> _Set problem_: "commands" appears in how many lines of the entries? State only the number.

─── Supplied entries ───

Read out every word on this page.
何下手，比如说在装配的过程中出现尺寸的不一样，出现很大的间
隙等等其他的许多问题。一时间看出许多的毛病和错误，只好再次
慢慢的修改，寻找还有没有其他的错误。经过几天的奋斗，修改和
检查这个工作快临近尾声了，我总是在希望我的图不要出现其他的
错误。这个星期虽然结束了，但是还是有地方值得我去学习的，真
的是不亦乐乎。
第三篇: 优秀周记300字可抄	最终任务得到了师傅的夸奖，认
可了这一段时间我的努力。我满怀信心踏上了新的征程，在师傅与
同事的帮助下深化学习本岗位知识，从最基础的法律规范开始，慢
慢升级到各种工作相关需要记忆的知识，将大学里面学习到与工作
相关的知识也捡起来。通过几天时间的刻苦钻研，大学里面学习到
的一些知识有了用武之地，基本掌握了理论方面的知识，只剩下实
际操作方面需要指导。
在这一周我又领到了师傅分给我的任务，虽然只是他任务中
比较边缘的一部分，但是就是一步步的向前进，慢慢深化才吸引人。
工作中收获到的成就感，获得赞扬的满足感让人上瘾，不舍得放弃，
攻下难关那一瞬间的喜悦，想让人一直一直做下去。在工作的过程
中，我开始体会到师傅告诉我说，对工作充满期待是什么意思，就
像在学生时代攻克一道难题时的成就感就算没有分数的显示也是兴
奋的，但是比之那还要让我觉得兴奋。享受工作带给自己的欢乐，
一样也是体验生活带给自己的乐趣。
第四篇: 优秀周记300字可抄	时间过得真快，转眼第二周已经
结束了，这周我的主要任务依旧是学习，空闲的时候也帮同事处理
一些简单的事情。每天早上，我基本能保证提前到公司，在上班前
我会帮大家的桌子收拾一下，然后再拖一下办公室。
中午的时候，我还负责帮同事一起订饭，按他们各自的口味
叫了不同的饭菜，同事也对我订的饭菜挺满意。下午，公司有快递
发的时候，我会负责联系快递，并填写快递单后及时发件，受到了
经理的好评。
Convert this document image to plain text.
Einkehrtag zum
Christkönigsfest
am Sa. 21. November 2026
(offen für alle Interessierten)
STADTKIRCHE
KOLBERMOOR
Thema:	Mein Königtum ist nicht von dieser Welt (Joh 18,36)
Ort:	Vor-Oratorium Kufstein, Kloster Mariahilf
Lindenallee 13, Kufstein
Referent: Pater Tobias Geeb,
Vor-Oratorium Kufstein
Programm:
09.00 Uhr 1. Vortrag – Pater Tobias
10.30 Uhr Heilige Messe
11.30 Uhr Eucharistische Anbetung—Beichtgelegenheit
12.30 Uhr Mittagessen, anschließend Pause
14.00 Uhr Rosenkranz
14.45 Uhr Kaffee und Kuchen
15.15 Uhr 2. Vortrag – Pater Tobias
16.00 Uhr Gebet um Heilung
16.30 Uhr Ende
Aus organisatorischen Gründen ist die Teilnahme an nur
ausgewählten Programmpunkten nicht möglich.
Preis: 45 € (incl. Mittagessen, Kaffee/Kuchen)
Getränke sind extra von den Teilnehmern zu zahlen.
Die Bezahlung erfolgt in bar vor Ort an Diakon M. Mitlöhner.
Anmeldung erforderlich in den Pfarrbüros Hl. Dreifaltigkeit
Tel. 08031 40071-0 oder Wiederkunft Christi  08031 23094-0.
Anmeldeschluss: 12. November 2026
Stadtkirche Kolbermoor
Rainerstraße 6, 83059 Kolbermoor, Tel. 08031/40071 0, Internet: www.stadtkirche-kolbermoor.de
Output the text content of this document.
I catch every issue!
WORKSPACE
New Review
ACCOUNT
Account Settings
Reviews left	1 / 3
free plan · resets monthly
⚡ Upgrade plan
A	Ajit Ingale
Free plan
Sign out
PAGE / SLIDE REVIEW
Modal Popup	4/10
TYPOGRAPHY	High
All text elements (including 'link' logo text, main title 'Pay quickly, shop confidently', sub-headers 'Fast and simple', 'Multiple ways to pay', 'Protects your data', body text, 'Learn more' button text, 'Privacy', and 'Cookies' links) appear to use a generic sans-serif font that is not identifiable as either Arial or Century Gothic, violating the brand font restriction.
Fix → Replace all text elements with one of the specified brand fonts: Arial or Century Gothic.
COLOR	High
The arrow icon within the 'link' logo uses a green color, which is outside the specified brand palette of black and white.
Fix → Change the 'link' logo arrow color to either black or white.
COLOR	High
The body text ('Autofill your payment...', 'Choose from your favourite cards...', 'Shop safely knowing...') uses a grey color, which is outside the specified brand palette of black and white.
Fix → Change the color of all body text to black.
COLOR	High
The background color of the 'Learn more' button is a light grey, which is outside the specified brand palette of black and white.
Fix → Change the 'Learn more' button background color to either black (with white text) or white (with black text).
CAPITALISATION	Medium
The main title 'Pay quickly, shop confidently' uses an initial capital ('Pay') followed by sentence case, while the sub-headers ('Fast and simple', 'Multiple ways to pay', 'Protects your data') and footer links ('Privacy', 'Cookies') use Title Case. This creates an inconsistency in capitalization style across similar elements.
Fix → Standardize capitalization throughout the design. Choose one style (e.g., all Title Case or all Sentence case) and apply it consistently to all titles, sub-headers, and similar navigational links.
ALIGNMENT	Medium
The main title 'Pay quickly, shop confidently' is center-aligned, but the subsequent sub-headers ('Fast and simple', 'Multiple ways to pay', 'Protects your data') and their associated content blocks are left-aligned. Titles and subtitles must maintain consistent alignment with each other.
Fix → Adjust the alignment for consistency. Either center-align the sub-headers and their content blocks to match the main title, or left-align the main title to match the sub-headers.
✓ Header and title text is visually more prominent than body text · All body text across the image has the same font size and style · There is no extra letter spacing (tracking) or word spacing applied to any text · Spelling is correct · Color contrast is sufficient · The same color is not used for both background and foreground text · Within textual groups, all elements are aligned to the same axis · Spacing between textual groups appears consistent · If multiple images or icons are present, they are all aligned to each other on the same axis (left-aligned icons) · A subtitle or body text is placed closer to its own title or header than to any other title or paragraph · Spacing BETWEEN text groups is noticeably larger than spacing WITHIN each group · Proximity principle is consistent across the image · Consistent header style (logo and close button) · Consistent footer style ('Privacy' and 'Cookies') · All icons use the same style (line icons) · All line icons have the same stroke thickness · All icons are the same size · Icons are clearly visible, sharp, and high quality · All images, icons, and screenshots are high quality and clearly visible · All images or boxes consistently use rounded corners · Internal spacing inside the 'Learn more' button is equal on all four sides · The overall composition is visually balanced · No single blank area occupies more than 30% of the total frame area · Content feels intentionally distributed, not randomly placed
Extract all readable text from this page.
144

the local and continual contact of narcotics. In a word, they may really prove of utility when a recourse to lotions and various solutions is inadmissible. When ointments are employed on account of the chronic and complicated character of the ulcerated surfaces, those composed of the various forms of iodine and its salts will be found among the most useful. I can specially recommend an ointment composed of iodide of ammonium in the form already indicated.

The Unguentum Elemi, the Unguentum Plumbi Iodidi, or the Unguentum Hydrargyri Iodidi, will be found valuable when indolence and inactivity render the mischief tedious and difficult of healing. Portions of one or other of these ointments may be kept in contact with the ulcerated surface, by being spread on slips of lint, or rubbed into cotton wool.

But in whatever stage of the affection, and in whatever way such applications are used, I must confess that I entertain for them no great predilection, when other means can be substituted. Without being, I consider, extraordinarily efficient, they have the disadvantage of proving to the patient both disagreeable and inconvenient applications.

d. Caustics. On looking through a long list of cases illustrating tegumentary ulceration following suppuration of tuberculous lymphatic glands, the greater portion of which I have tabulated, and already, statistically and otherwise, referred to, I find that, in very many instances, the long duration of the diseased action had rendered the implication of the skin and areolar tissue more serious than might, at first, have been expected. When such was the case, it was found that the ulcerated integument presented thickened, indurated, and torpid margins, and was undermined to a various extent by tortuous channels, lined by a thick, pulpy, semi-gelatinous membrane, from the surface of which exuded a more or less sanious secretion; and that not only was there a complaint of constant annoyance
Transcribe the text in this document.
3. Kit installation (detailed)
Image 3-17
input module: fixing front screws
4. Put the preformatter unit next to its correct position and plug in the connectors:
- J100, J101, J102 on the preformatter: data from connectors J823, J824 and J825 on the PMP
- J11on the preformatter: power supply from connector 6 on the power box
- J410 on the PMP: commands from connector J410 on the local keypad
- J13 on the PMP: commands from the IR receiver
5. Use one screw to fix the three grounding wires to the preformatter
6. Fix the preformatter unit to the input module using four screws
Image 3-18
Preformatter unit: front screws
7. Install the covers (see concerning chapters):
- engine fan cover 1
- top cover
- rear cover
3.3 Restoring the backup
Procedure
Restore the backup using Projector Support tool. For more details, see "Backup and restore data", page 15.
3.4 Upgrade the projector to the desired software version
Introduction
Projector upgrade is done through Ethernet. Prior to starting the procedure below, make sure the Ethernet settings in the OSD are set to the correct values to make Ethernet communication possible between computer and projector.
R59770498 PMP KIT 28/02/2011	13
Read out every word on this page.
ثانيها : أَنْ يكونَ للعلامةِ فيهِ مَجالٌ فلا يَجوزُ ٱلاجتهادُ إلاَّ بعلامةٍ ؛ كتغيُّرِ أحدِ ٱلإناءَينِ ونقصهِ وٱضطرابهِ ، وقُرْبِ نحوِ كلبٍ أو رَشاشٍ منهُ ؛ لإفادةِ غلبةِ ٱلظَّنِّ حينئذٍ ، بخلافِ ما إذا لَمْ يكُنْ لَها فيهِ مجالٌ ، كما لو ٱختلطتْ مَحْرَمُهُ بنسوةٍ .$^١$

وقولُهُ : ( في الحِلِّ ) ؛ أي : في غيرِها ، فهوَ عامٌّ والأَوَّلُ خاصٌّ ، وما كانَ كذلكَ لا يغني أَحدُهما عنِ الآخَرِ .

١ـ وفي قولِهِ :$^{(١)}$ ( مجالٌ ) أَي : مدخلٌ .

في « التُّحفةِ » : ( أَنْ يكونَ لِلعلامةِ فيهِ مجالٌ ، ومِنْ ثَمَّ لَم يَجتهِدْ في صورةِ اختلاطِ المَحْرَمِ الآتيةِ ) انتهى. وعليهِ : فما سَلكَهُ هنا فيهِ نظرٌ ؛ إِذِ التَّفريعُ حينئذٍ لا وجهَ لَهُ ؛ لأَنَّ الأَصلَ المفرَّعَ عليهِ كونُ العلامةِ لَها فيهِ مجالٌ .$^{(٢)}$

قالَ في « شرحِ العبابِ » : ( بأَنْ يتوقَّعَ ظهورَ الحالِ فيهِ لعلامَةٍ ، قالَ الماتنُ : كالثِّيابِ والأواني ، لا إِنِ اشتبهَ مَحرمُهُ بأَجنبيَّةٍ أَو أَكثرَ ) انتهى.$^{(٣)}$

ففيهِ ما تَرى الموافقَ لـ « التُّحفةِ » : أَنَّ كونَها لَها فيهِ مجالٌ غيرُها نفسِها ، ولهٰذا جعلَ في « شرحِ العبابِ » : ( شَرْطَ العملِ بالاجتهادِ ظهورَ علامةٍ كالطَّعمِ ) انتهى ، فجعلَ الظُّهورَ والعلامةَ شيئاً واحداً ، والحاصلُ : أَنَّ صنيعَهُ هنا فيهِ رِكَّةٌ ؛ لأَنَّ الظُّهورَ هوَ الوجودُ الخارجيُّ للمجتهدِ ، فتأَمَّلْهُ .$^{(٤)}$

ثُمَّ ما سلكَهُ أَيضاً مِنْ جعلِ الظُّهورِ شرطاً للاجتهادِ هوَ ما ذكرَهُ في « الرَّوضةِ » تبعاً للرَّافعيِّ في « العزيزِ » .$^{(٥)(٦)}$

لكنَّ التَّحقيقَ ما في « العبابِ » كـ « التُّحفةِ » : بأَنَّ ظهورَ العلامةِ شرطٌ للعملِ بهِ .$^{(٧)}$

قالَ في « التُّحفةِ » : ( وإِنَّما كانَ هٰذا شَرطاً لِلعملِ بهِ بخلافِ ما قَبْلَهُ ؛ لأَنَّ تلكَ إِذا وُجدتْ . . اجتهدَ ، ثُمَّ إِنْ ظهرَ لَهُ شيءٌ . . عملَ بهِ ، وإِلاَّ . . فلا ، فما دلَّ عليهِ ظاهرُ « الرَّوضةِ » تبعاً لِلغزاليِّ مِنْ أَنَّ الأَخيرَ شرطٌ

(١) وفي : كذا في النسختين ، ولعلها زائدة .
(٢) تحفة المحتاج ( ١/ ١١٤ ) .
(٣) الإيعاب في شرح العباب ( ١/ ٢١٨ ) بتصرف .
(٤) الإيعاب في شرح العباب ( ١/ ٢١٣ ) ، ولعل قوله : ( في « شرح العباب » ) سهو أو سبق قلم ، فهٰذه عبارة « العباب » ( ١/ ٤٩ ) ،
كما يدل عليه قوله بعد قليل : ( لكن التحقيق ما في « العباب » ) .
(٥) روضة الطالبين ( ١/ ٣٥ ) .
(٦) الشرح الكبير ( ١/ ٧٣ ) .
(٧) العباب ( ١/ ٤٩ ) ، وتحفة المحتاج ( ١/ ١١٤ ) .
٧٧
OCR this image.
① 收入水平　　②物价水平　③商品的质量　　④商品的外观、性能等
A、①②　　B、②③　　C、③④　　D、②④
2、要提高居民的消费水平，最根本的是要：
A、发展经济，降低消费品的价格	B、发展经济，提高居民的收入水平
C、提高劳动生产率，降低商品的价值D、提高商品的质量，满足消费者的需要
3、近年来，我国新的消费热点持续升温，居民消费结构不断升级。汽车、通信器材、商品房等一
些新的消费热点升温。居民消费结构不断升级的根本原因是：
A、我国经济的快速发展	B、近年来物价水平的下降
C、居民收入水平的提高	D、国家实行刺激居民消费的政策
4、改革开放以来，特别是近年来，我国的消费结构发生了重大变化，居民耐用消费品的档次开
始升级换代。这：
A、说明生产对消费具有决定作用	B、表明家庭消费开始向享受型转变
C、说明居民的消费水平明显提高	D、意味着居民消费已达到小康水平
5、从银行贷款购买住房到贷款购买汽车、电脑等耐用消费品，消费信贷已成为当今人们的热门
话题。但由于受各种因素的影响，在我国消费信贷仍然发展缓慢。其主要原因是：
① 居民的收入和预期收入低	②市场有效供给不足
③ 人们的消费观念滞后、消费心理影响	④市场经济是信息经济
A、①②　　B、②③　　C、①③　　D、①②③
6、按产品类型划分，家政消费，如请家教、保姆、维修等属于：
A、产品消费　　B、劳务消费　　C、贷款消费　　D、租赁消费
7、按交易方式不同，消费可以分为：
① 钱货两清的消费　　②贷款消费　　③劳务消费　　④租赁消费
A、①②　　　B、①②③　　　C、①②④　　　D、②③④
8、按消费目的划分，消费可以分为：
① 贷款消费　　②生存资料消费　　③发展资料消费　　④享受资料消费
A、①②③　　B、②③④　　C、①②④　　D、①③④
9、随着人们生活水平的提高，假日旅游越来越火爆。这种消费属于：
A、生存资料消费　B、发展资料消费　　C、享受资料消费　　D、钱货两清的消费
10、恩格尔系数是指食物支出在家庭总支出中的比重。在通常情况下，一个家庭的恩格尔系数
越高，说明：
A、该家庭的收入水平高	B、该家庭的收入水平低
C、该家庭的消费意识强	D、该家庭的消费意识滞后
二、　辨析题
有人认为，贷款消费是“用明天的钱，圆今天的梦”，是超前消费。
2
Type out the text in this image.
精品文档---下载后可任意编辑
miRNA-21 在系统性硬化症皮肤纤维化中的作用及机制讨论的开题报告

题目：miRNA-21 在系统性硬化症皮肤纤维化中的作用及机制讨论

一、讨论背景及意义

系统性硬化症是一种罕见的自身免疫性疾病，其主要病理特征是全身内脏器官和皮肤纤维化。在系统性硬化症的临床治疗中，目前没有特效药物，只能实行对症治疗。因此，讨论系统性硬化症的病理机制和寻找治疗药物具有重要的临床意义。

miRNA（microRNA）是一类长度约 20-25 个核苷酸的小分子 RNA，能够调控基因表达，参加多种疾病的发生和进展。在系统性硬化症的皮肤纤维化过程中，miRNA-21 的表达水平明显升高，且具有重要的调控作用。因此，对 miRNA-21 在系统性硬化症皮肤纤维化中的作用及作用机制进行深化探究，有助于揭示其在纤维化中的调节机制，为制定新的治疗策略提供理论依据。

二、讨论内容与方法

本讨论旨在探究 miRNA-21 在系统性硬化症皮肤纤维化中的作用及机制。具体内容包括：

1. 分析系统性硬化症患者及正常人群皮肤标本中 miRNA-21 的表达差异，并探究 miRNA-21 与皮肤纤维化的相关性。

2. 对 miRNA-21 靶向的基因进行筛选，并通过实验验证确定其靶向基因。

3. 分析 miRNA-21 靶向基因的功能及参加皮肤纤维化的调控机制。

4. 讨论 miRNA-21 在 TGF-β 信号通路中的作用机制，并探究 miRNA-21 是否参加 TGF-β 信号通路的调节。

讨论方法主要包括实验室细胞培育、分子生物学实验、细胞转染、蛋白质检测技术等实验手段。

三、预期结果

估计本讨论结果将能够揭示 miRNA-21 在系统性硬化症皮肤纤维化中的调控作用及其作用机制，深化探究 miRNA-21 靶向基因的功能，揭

───

> _Task result_: 2